> [Records shown]
--- Start ---

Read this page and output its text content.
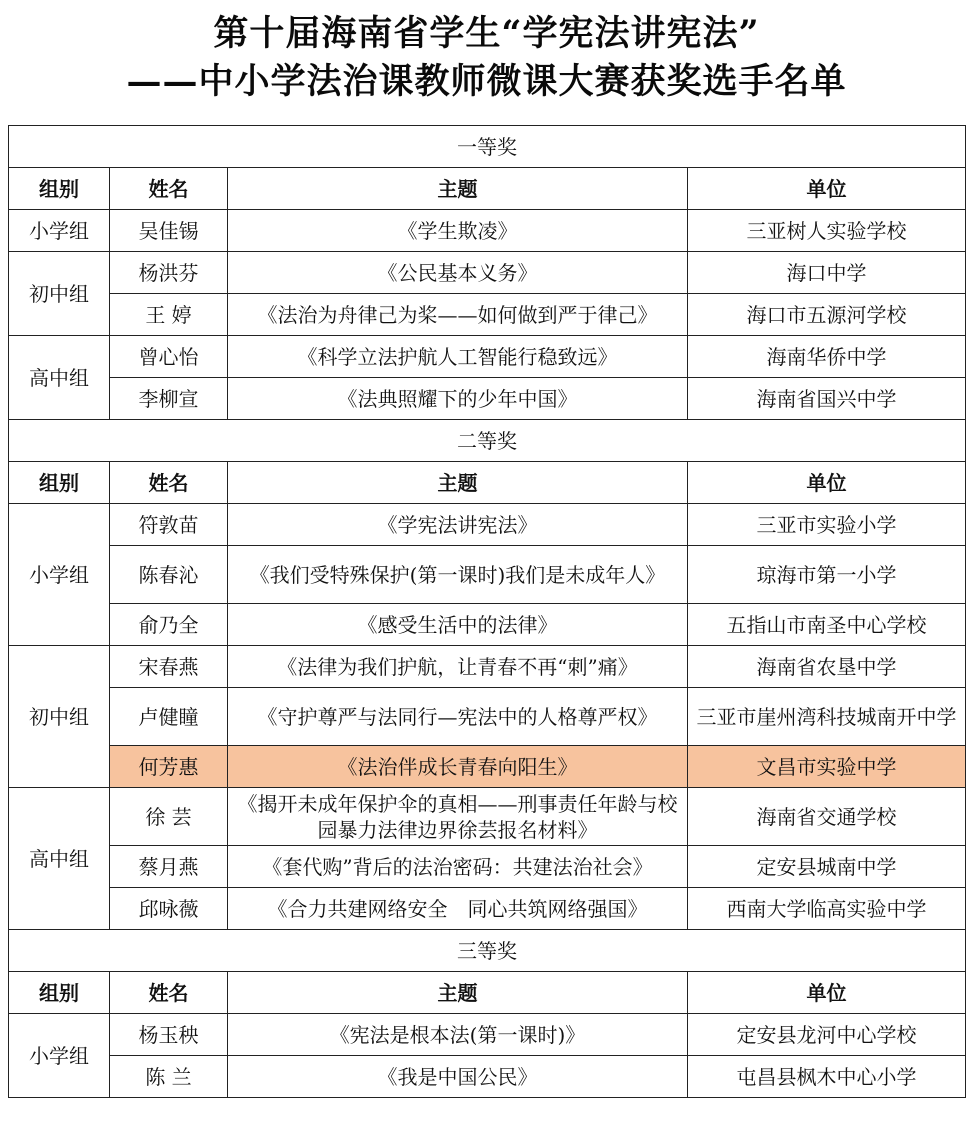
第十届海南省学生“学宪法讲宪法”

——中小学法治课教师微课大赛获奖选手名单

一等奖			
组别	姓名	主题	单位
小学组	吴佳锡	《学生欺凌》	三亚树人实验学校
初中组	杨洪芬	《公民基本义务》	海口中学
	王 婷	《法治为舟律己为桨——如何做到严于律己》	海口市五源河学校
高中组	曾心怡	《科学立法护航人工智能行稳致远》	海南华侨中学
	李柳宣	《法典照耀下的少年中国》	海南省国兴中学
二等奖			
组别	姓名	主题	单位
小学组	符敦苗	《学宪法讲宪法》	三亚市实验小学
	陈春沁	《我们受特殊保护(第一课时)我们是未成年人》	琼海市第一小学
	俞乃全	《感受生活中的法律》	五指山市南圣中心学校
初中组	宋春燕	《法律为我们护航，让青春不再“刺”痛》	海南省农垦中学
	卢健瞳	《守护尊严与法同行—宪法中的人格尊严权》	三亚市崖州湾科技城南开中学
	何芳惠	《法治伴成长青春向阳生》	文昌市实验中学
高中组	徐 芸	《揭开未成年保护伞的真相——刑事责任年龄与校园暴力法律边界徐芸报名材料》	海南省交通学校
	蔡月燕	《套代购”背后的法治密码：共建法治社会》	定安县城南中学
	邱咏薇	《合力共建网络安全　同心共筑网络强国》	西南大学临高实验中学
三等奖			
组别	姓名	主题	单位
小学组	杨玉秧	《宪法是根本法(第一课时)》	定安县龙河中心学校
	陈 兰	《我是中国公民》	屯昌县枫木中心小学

--- End ---

> [Work to be completed]
Where does the word "学宪法讲宪法" appear in the listing? List each line that holds it.

> [Finished exercise]
第十届海南省学生“学宪法讲宪法”
小学组	符敦苗	《学宪法讲宪法》	三亚市实验小学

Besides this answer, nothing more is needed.